Read the records below. Copy each line where the string "ylabel" occurs.

------------------------

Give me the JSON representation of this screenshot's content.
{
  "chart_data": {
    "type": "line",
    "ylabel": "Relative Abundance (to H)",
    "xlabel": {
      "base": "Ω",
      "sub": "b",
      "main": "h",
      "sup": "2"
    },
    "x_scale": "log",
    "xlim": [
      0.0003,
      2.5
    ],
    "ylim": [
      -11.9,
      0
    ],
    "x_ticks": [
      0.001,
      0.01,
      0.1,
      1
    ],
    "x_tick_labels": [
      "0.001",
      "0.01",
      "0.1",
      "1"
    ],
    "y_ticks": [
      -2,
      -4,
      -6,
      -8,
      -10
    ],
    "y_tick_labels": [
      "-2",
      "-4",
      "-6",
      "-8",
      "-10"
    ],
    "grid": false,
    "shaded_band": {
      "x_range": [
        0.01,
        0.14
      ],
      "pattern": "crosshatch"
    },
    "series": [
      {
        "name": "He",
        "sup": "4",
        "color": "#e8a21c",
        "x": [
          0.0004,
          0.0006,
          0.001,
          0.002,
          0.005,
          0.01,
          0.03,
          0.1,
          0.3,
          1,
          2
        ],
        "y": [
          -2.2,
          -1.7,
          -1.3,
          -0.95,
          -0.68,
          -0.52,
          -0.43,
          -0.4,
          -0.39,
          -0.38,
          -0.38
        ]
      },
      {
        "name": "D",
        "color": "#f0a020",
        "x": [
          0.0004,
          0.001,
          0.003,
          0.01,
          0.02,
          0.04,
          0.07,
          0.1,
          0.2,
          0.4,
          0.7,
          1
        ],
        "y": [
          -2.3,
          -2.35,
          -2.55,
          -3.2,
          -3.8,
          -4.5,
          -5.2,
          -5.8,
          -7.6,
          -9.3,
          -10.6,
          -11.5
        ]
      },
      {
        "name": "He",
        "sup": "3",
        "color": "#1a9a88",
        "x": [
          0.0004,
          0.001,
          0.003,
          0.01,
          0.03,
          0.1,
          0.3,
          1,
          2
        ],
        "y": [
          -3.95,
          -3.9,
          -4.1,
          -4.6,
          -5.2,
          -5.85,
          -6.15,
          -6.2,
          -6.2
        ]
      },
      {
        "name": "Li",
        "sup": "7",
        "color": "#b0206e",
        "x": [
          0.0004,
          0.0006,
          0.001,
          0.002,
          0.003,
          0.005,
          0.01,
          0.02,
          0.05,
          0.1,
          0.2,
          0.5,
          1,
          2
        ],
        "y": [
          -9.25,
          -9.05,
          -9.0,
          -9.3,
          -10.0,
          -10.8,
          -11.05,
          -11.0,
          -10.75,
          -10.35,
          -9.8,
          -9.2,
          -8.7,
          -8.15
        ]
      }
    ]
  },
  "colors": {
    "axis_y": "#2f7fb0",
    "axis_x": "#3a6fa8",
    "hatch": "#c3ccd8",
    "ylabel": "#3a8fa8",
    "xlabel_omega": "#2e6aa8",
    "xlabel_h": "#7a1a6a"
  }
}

------------------------

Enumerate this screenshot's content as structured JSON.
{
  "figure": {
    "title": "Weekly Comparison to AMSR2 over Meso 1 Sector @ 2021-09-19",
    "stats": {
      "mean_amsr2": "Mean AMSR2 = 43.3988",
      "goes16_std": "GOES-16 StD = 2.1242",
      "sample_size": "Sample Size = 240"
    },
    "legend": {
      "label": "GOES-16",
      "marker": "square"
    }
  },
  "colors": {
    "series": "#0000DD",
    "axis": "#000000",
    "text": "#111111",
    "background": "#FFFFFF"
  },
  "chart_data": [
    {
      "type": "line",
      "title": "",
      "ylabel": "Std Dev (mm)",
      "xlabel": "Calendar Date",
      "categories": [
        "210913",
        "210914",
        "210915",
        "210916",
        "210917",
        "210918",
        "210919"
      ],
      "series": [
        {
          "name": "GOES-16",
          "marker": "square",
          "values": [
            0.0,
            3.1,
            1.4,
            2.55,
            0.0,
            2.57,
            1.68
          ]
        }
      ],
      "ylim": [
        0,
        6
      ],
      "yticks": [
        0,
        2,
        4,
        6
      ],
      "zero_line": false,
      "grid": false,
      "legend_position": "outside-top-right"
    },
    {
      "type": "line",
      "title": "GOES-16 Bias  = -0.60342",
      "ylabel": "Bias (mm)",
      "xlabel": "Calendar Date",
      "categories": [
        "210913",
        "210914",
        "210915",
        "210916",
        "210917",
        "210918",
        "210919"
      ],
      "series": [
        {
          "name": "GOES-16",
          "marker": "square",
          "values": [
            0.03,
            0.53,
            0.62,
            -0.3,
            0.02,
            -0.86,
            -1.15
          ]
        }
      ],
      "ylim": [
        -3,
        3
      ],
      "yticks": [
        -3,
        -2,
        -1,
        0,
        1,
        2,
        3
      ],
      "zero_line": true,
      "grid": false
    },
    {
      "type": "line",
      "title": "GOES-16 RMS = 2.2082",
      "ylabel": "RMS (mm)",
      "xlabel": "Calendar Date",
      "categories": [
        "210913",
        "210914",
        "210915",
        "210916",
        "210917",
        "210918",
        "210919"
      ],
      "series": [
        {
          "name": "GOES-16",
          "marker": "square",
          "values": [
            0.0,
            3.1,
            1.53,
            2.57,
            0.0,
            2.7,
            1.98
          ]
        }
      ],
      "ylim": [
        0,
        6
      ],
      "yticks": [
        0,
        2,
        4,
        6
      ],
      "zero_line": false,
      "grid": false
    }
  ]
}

------------------------

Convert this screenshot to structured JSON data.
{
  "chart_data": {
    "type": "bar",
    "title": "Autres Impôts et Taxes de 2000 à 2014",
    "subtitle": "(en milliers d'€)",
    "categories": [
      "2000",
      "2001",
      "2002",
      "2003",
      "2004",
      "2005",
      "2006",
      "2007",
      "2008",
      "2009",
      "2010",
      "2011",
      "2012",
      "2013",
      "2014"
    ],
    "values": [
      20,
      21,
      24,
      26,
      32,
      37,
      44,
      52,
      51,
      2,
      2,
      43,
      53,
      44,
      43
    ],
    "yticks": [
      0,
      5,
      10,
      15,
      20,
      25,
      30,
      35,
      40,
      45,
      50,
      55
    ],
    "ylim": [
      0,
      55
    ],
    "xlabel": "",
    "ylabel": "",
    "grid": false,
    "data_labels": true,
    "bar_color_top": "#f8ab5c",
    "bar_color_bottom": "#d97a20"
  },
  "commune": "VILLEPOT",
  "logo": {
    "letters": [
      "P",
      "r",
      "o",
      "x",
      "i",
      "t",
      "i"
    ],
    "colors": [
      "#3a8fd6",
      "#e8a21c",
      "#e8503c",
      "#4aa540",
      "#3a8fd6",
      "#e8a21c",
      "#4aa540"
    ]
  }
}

------------------------

Written answer:
    "ylabel": "Relative Abundance (to H)",
    "ylabel": "#3a8fa8",
      "ylabel": "Std Dev (mm)",
      "ylabel": "Bias (mm)",
      "ylabel": "RMS (mm)",
    "ylabel": "",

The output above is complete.